== RECORDS FOR THIS EXERCISE

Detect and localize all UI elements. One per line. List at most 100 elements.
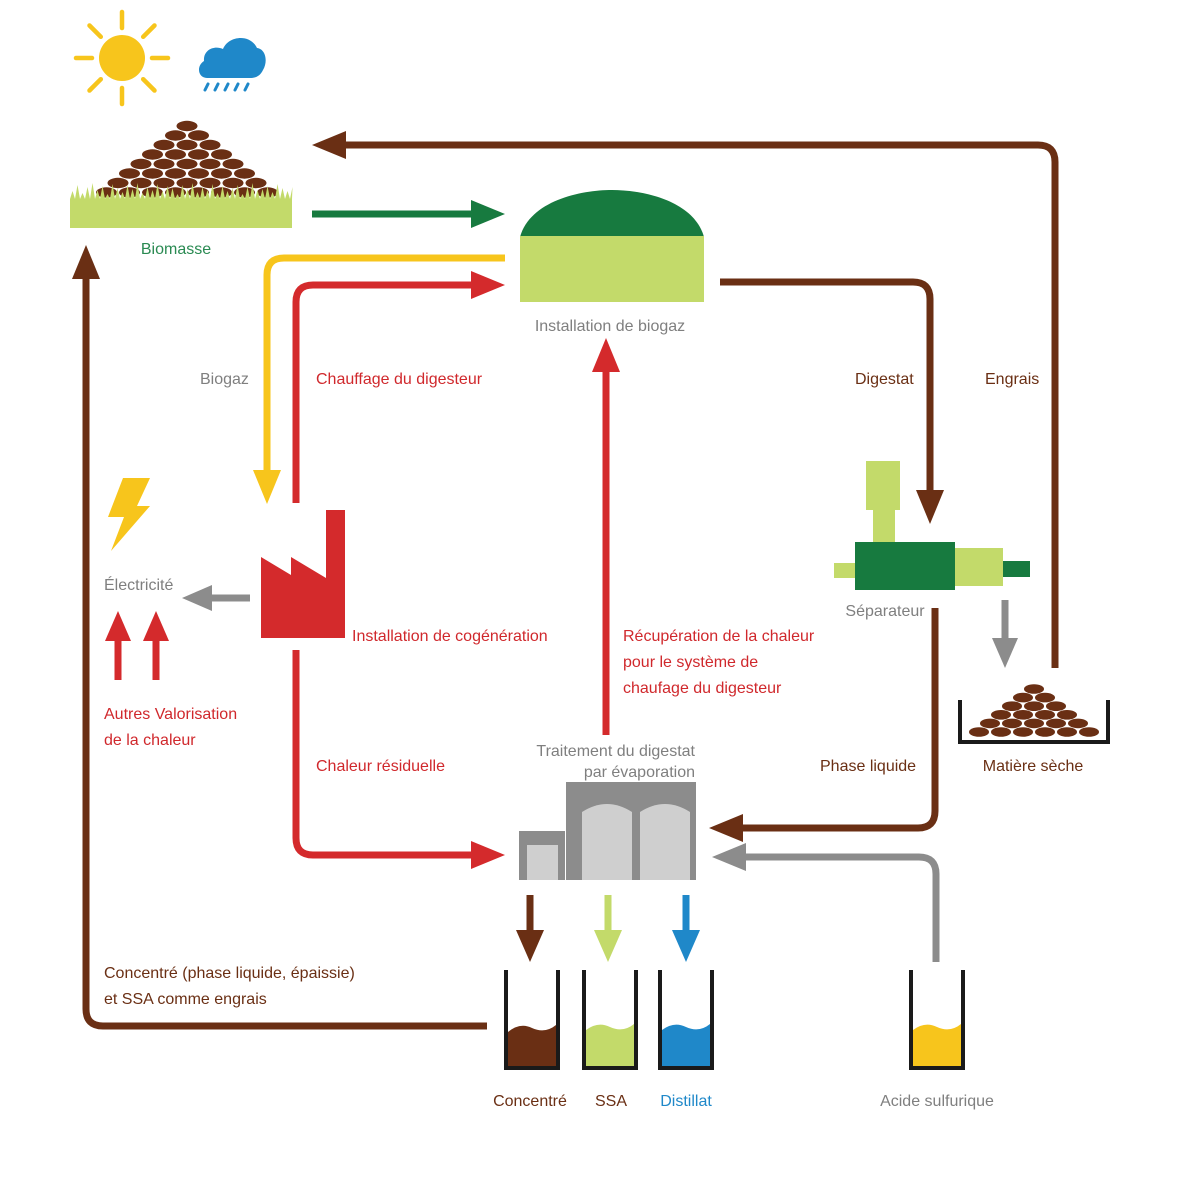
pellet [188, 130, 209, 141]
arrow-line [82, 275, 487, 1030]
pellet [991, 710, 1011, 720]
arrow-to-concentre [516, 895, 544, 962]
pellet [1057, 710, 1077, 720]
pellet [119, 168, 140, 179]
arrowhead [72, 245, 100, 279]
arrowhead [992, 638, 1018, 668]
pellet [165, 130, 186, 141]
pellet [188, 168, 209, 179]
pellet [980, 718, 1000, 729]
pellet [119, 187, 140, 198]
arrowhead [594, 930, 622, 962]
pellet [222, 177, 244, 189]
arrow-autres-valorisation-1 [105, 611, 131, 680]
pellet [107, 177, 129, 189]
label-digestat: Digestat [855, 371, 914, 388]
arrowhead [916, 490, 944, 524]
label-separateur: Séparateur [845, 603, 925, 620]
pellet [1035, 710, 1055, 720]
pellet [153, 139, 175, 151]
arrowhead [516, 930, 544, 962]
biomass-pile-icon [96, 120, 278, 198]
arrow-line [743, 853, 940, 962]
dry-matter-pile [969, 684, 1099, 737]
pellet [1002, 718, 1022, 729]
pellet [153, 158, 175, 170]
sun-icon [73, 9, 171, 107]
pellet [199, 177, 221, 189]
arrowhead [712, 843, 746, 871]
arrowhead [471, 841, 505, 869]
label-biomasse: Biomasse [141, 241, 211, 258]
pellet [1024, 718, 1044, 729]
label-autres-valorisation-line-1: Autres Valorisation [104, 706, 237, 723]
pellet [142, 149, 163, 160]
dry-matter-tray-icon [958, 684, 1110, 744]
label-traitement-line-2: par évaporation [584, 764, 695, 781]
lightning-icon [108, 478, 150, 551]
arrow-recuperation-chaleur [592, 338, 620, 735]
pellet [1057, 727, 1077, 737]
arrowhead [105, 611, 131, 641]
label-distillat: Distillat [660, 1093, 712, 1110]
arrow-acide-to-traitement [712, 843, 940, 962]
pellet [222, 158, 244, 170]
pellet [1024, 701, 1044, 711]
pellet [1013, 727, 1033, 737]
arrowhead [253, 470, 281, 504]
pellet [130, 158, 152, 170]
arrow-concentre-to-biomasse [72, 245, 487, 1030]
arrow-line [292, 650, 474, 859]
pellet [211, 149, 232, 160]
arrow-electricite [182, 585, 250, 611]
arrow-digestat-to-separateur [720, 278, 944, 524]
arrow-separateur-to-matiere-seche [992, 600, 1018, 668]
label-chauffage-digesteur: Chauffage du digesteur [316, 371, 483, 388]
label-chaleur-residuelle: Chaleur résiduelle [316, 758, 445, 775]
beaker-ssa [582, 970, 638, 1070]
pellet [1068, 718, 1088, 729]
pellet [153, 177, 175, 189]
arrow-line [263, 254, 505, 473]
arrow-line [740, 608, 939, 832]
pellet [234, 168, 255, 179]
pellet [199, 139, 221, 151]
pellet [199, 158, 221, 170]
label-engrais: Engrais [985, 371, 1039, 388]
pellet [991, 727, 1011, 737]
arrow-biomasse-to-biogaz [312, 200, 505, 228]
pellet [176, 120, 198, 132]
arrow-line [720, 278, 934, 493]
grass-icon [70, 183, 293, 228]
pellet [1046, 701, 1066, 711]
label-concentre-engrais-line-2: et SSA comme engrais [104, 991, 267, 1008]
beaker-acide-sulfurique [909, 970, 965, 1070]
pellet [142, 168, 163, 179]
arrowhead [592, 338, 620, 372]
label-cogeneration: Installation de cogénération [352, 628, 548, 645]
biogas-digester-icon [520, 190, 704, 302]
label-matiere-seche: Matière sèche [983, 758, 1084, 775]
arrowhead [312, 131, 346, 159]
label-acide-sulfurique: Acide sulfurique [880, 1093, 994, 1110]
pellet [1046, 718, 1066, 729]
pellet [1013, 710, 1033, 720]
arrowhead [672, 930, 700, 962]
label-biogaz: Biogaz [200, 371, 249, 388]
arrow-to-distillat [672, 895, 700, 962]
pellet [245, 177, 267, 189]
arrowhead [709, 814, 743, 842]
rain-cloud-icon [198, 37, 266, 92]
arrowhead [182, 585, 212, 611]
pellet [1002, 701, 1022, 711]
pellet [176, 158, 198, 170]
label-recuperation-line-3: chaufage du digesteur [623, 680, 782, 697]
pellet [130, 177, 152, 189]
arrow-to-ssa [594, 895, 622, 962]
pellet [1079, 727, 1099, 737]
pellet [176, 177, 198, 189]
pellet [165, 168, 186, 179]
arrow-chauffage-digesteur [292, 271, 505, 503]
arrowhead [471, 200, 505, 228]
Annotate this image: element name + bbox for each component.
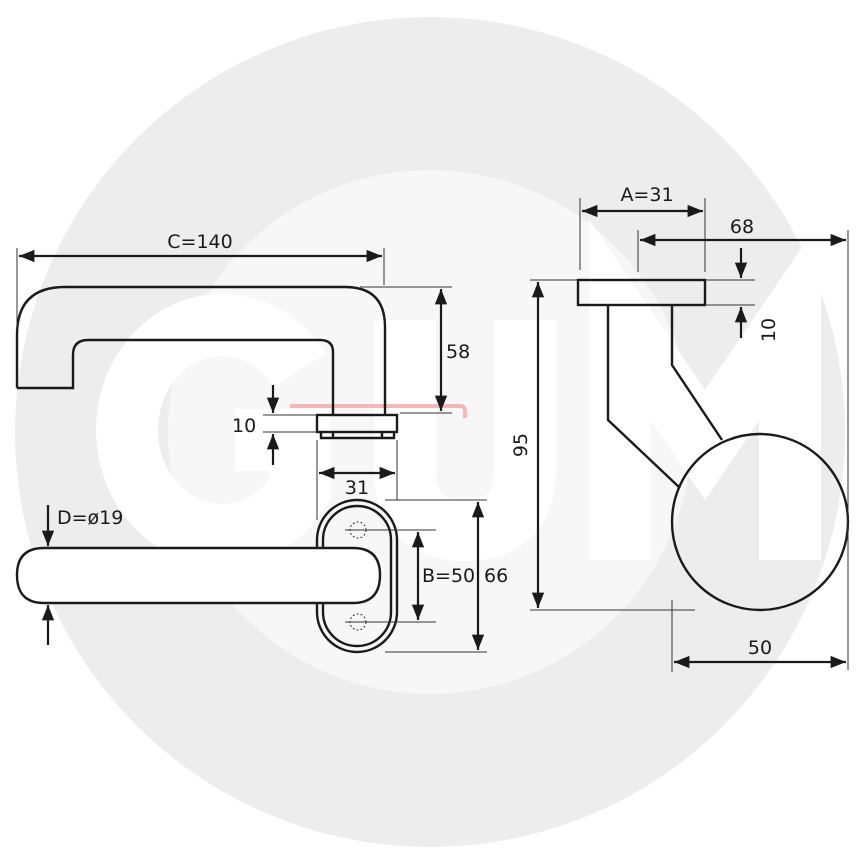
grip-side [15, 546, 382, 605]
side-rosette-thickness-label: 10 [758, 318, 780, 342]
rosette-height-label: 66 [484, 565, 508, 587]
grip-diameter-label: 50 [748, 637, 772, 659]
height-label: 58 [446, 341, 470, 363]
rosette-width-label: 31 [345, 477, 369, 499]
side-rosette-width-label: A=31 [620, 184, 673, 206]
watermark-letter-u [374, 320, 556, 562]
front-view: D=ø19 B=50 66 [15, 498, 508, 654]
rosette-top [315, 413, 399, 434]
top-view: C=140 58 10 31 [15, 231, 470, 520]
projection-label: 68 [730, 216, 754, 238]
watermark-logo [15, 17, 845, 847]
watermark-letter-m [589, 219, 821, 560]
length-label: C=140 [167, 231, 232, 253]
rosette-thickness-label: 10 [232, 415, 256, 437]
hole-spacing-label: B=50 [422, 565, 475, 587]
diameter-label: D=ø19 [57, 507, 123, 529]
neck [606, 305, 723, 489]
watermark-bracket [290, 404, 467, 418]
rosette-side [576, 278, 707, 307]
watermark-letter-g [96, 294, 331, 566]
side-height-label: 95 [510, 433, 532, 457]
side-view: A=31 68 10 95 50 [510, 184, 850, 672]
lever-outline [15, 285, 387, 415]
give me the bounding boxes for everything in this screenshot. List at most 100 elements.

====

> [TASK OBJECTIVE] Recast every line of all the records above as a single numbered list, skipping blank lines and leaving out the pictures.

> [TASK ANSWER]
1. Detect and localize all UI elements. One per line. List at most 100 elements.
2. pellet [188, 130, 209, 141]
3. arrow-line [82, 275, 487, 1030]
4. pellet [991, 710, 1011, 720]
5. arrow-to-concentre [516, 895, 544, 962]
6. pellet [1057, 710, 1077, 720]
7. pellet [119, 168, 140, 179]
8. arrowhead [72, 245, 100, 279]
9. arrowhead [992, 638, 1018, 668]
10. pellet [165, 130, 186, 141]
11. pellet [188, 168, 209, 179]
12. pellet [980, 718, 1000, 729]
13. pellet [119, 187, 140, 198]
14. arrowhead [594, 930, 622, 962]
15. pellet [222, 177, 244, 189]
16. arrow-autres-valorisation-1 [105, 611, 131, 680]
17. pellet [107, 177, 129, 189]
18. label-digestat: Digestat [855, 371, 914, 388]
19. arrowhead [916, 490, 944, 524]
20. label-separateur: Séparateur [845, 603, 925, 620]
21. pellet [1035, 710, 1055, 720]
22. pellet [153, 139, 175, 151]
23. arrowhead [516, 930, 544, 962]
24. biomass-pile-icon [96, 120, 278, 198]
25. arrow-line [743, 853, 940, 962]
26. dry-matter-pile [969, 684, 1099, 737]
27. pellet [1002, 718, 1022, 729]
28. pellet [153, 158, 175, 170]
29. sun-icon [73, 9, 171, 107]
30. pellet [199, 177, 221, 189]
31. arrowhead [712, 843, 746, 871]
32. arrowhead [471, 841, 505, 869]
33. label-biomasse: Biomasse [141, 241, 211, 258]
34. pellet [1024, 718, 1044, 729]
35. label-autres-valorisation-line-1: Autres Valorisation [104, 706, 237, 723]
36. pellet [142, 149, 163, 160]
37. dry-matter-tray-icon [958, 684, 1110, 744]
38. label-traitement-line-2: par évaporation [584, 764, 695, 781]
39. lightning-icon [108, 478, 150, 551]
40. arrow-recuperation-chaleur [592, 338, 620, 735]
41. pellet [1057, 727, 1077, 737]
42. arrowhead [105, 611, 131, 641]
43. label-distillat: Distillat [660, 1093, 712, 1110]
44. arrow-acide-to-traitement [712, 843, 940, 962]
45. pellet [222, 158, 244, 170]
46. pellet [1024, 701, 1044, 711]
47. pellet [1013, 727, 1033, 737]
48. arrowhead [253, 470, 281, 504]
49. pellet [130, 158, 152, 170]
50. arrow-concentre-to-biomasse [72, 245, 487, 1030]
51. arrow-line [292, 650, 474, 859]
52. pellet [211, 149, 232, 160]
53. arrow-electricite [182, 585, 250, 611]
54. arrow-digestat-to-separateur [720, 278, 944, 524]
55. arrow-separateur-to-matiere-seche [992, 600, 1018, 668]
56. label-chauffage-digesteur: Chauffage du digesteur [316, 371, 483, 388]
57. label-chaleur-residuelle: Chaleur résiduelle [316, 758, 445, 775]
58. beaker-ssa [582, 970, 638, 1070]
59. pellet [1068, 718, 1088, 729]
60. pellet [153, 177, 175, 189]
61. arrow-line [263, 254, 505, 473]
62. arrow-line [740, 608, 939, 832]
63. pellet [234, 168, 255, 179]
64. pellet [199, 139, 221, 151]
65. pellet [199, 158, 221, 170]
66. label-engrais: Engrais [985, 371, 1039, 388]
67. pellet [991, 727, 1011, 737]
68. arrow-biomasse-to-biogaz [312, 200, 505, 228]
69. pellet [176, 120, 198, 132]
70. arrow-line [720, 278, 934, 493]
71. grass-icon [70, 183, 293, 228]
72. pellet [1046, 701, 1066, 711]
73. label-concentre-engrais-line-2: et SSA comme engrais [104, 991, 267, 1008]
74. beaker-acide-sulfurique [909, 970, 965, 1070]
75. pellet [142, 168, 163, 179]
76. arrowhead [592, 338, 620, 372]
77. label-cogeneration: Installation de cogénération [352, 628, 548, 645]
78. biogas-digester-icon [520, 190, 704, 302]
79. label-matiere-seche: Matière sèche [983, 758, 1084, 775]
80. arrowhead [312, 131, 346, 159]
81. label-acide-sulfurique: Acide sulfurique [880, 1093, 994, 1110]
82. pellet [1046, 718, 1066, 729]
83. pellet [1013, 710, 1033, 720]
84. arrowhead [672, 930, 700, 962]
85. label-biogaz: Biogaz [200, 371, 249, 388]
86. arrow-to-distillat [672, 895, 700, 962]
87. pellet [245, 177, 267, 189]
88. arrowhead [709, 814, 743, 842]
89. rain-cloud-icon [198, 37, 266, 92]
90. arrowhead [182, 585, 212, 611]
91. pellet [1002, 701, 1022, 711]
92. pellet [176, 158, 198, 170]
93. label-recuperation-line-3: chaufage du digesteur [623, 680, 782, 697]
94. pellet [130, 177, 152, 189]
95. arrow-to-ssa [594, 895, 622, 962]
96. pellet [1079, 727, 1099, 737]
97. pellet [176, 177, 198, 189]
98. pellet [165, 168, 186, 179]
99. arrow-chauffage-digesteur [292, 271, 505, 503]
100. arrowhead [471, 200, 505, 228]
101. Annotate this image: element name + bbox for each component.
102. grip-side [15, 546, 382, 605]
103. side-rosette-thickness-label: 10 [758, 318, 780, 342]
104. rosette-height-label: 66 [484, 565, 508, 587]
105. grip-diameter-label: 50 [748, 637, 772, 659]
106. height-label: 58 [446, 341, 470, 363]
107. rosette-width-label: 31 [345, 477, 369, 499]
108. side-rosette-width-label: A=31 [620, 184, 673, 206]
109. watermark-letter-u [374, 320, 556, 562]
110. front-view: D=ø19 B=50 66 [15, 498, 508, 654]
111. rosette-top [315, 413, 399, 434]
112. top-view: C=140 58 10 31 [15, 231, 470, 520]
113. projection-label: 68 [730, 216, 754, 238]
114. watermark-logo [15, 17, 845, 847]
115. watermark-letter-m [589, 219, 821, 560]
116. length-label: C=140 [167, 231, 232, 253]
117. rosette-thickness-label: 10 [232, 415, 256, 437]
118. hole-spacing-label: B=50 [422, 565, 475, 587]
119. diameter-label: D=ø19 [57, 507, 123, 529]
120. neck [606, 305, 723, 489]
121. watermark-bracket [290, 404, 467, 418]
122. rosette-side [576, 278, 707, 307]
123. watermark-letter-g [96, 294, 331, 566]
124. side-height-label: 95 [510, 433, 532, 457]
125. side-view: A=31 68 10 95 50 [510, 184, 850, 672]
126. lever-outline [15, 285, 387, 415]
127. give me the bounding boxes for everything in this screenshot. List at most 100 elements.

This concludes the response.